- **GOAL**
Write the entries out again exactly as they stand, but without the pictures.

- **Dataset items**

* BEGIN *

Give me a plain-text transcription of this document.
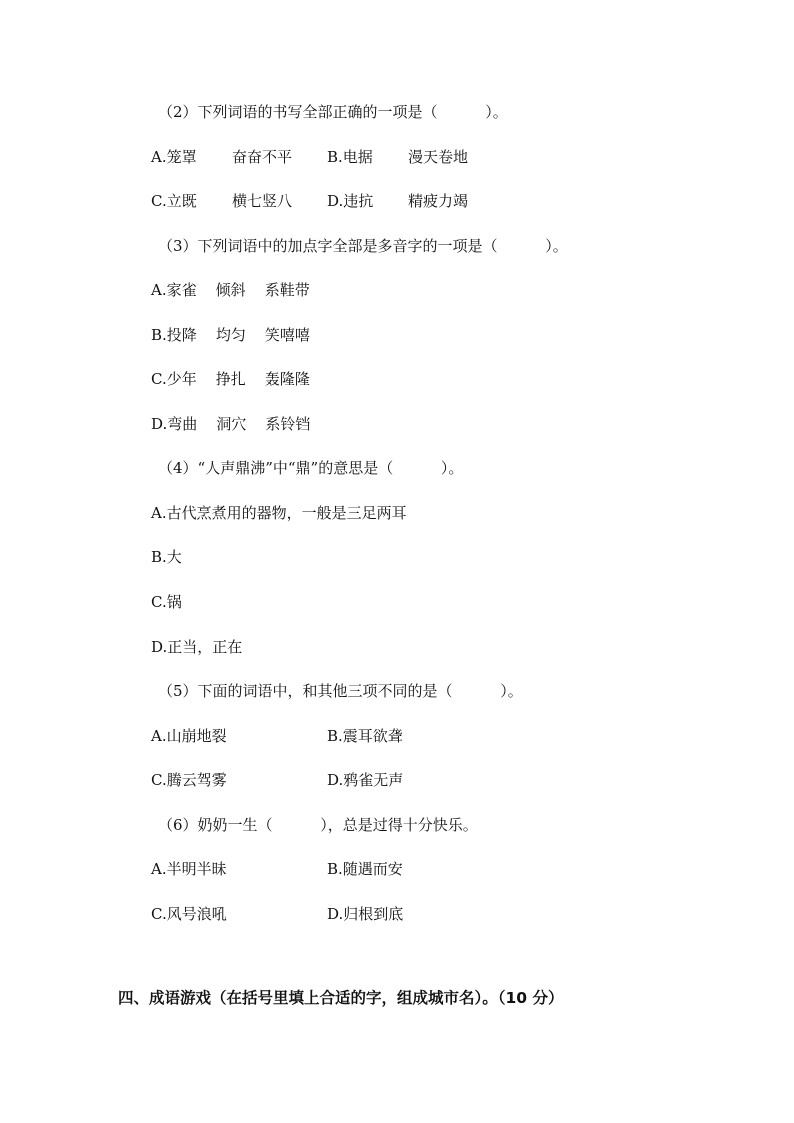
（2）下列词语的书写全部正确的一项是（          ）。
A.笼罩 奋奋不平 B.电据 漫天卷地
C.立既 横七竖八 D.违抗 精疲力竭
（3）下列词语中的加点字全部是多音字的一项是（          ）。
A.家雀    倾斜    系鞋带
B.投降    均匀    笑嘻嘻
C.少年    挣扎    轰隆隆
D.弯曲    洞穴    系铃铛
（4）“人声鼎沸”中“鼎”的意思是（          ）。
A.古代烹煮用的器物，一般是三足两耳
B.大
C.锅
D.正当，正在
（5）下面的词语中，和其他三项不同的是（          ）。
A.山崩地裂	B.震耳欲聋
C.腾云驾雾	D.鸦雀无声
（6）奶奶一生（          ），总是过得十分快乐。
A.半明半昧	B.随遇而安
C.风号浪吼	D.归根到底
四、成语游戏（在括号里填上合适的字，组成城市名）。（10 分）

* END *

- **EXPECTED ANSWER**
Give me a plain-text transcription of this document.
（2）下列词语的书写全部正确的一项是（          ）。
A.笼罩 奋奋不平 B.电据 漫天卷地
C.立既 横七竖八 D.违抗 精疲力竭
（3）下列词语中的加点字全部是多音字的一项是（          ）。
A.家雀    倾斜    系鞋带
B.投降    均匀    笑嘻嘻
C.少年    挣扎    轰隆隆
D.弯曲    洞穴    系铃铛
（4）“人声鼎沸”中“鼎”的意思是（          ）。
A.古代烹煮用的器物，一般是三足两耳
B.大
C.锅
D.正当，正在
（5）下面的词语中，和其他三项不同的是（          ）。
A.山崩地裂	B.震耳欲聋
C.腾云驾雾	D.鸦雀无声
（6）奶奶一生（          ），总是过得十分快乐。
A.半明半昧	B.随遇而安
C.风号浪吼	D.归根到底
四、成语游戏（在括号里填上合适的字，组成城市名）。（10 分）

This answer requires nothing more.